--- Exercise details ---
Which lines below hold the word "Sets"? Copy all of them.

(Data items)

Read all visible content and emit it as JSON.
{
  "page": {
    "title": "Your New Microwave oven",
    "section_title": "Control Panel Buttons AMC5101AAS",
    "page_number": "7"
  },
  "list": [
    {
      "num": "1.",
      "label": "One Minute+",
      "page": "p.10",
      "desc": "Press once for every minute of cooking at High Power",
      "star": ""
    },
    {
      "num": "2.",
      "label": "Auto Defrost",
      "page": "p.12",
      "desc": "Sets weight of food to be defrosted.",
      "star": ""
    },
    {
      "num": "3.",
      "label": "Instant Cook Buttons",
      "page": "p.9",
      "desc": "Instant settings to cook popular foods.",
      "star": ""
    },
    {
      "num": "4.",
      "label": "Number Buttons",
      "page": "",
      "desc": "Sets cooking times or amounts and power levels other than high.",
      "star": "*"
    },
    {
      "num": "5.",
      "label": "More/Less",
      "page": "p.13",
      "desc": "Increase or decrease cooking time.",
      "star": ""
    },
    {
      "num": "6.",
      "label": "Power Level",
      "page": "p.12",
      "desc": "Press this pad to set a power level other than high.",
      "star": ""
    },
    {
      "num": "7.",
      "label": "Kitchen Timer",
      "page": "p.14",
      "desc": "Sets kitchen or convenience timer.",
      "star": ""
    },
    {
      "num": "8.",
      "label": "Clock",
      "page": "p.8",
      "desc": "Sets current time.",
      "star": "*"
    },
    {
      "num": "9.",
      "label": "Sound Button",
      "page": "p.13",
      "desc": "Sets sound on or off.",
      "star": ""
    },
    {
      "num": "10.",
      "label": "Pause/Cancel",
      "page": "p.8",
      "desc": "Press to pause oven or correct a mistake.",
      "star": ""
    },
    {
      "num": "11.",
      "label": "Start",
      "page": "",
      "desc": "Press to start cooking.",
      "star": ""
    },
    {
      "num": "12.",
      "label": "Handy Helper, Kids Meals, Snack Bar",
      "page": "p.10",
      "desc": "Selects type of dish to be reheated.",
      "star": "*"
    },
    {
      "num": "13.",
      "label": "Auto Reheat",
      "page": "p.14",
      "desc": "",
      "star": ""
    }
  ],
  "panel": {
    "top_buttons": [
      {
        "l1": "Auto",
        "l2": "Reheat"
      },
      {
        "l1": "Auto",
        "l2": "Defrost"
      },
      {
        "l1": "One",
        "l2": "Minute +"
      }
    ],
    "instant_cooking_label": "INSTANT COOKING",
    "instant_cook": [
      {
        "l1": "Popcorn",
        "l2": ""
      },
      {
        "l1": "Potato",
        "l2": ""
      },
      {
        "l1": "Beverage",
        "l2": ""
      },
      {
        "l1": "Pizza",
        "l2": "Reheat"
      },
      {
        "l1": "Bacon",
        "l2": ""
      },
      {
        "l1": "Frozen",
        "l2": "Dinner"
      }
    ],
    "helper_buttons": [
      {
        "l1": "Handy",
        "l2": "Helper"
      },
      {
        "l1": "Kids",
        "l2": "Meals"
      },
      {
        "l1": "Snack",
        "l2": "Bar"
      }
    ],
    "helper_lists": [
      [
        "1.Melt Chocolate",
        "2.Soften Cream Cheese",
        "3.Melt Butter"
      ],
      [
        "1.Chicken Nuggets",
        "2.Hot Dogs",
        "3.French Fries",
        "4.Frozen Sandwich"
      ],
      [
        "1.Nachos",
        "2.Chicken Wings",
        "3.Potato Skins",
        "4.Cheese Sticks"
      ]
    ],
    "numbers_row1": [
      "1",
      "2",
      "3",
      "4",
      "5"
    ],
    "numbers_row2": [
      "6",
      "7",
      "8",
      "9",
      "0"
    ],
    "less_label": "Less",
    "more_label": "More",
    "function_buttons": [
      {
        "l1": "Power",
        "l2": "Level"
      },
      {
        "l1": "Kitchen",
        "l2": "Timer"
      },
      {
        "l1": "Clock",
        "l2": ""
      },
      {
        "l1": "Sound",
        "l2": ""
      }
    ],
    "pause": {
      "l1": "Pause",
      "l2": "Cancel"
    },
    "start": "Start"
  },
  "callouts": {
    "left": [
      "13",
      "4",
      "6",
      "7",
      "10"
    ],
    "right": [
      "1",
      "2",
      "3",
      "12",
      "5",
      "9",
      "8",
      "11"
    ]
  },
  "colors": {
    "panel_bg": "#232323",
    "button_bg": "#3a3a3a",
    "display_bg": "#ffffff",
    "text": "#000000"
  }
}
==
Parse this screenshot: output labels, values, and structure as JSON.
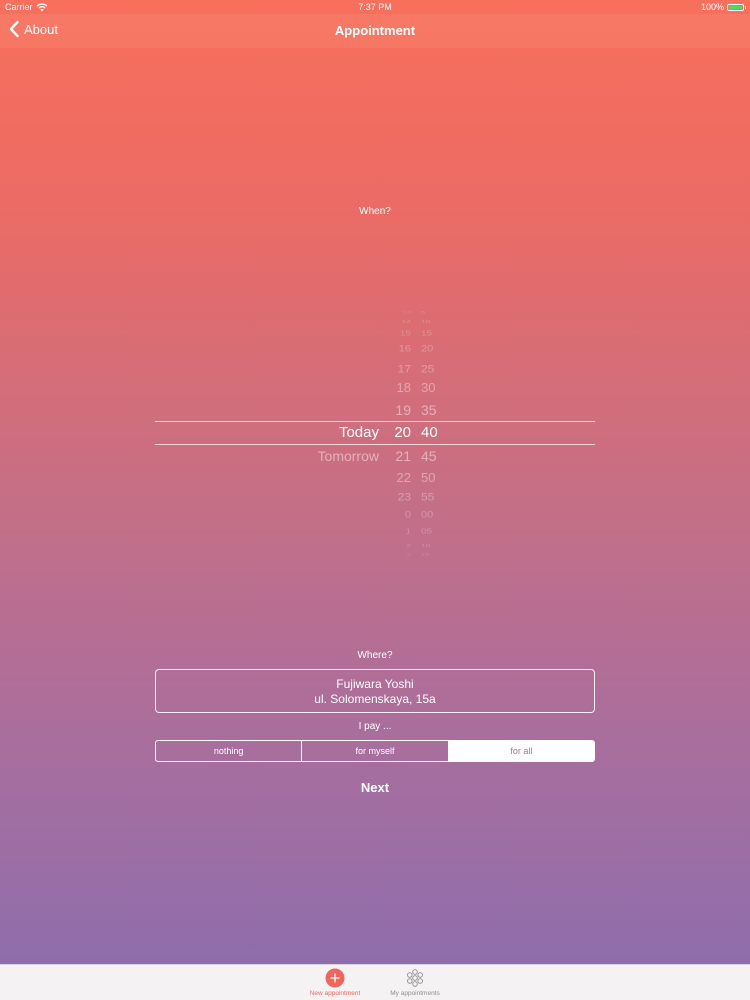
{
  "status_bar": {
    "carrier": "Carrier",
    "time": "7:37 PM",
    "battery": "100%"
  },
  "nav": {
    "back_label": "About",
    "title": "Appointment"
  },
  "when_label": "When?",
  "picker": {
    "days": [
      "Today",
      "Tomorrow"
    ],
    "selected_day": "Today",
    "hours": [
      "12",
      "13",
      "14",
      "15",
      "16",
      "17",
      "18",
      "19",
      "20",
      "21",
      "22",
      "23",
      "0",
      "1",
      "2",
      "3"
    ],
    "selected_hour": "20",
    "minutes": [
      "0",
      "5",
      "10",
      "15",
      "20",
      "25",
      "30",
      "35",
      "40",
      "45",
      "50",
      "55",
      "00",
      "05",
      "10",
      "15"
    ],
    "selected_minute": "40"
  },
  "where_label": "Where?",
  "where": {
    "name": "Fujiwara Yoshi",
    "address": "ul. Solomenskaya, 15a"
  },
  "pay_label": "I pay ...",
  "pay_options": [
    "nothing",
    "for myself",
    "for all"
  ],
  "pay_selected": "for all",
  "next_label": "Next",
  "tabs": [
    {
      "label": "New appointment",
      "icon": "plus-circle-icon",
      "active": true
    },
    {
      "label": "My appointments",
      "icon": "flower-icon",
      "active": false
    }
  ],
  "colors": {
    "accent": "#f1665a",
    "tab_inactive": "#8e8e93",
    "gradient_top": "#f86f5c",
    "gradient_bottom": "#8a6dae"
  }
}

--- Response to the task ---
      "desc": "Sets weight of food to be defrosted.",
      "desc": "Sets cooking times or amounts and power levels other than high.",
      "desc": "Sets kitchen or convenience timer.",
      "desc": "Sets current time.",
      "desc": "Sets sound on or off.",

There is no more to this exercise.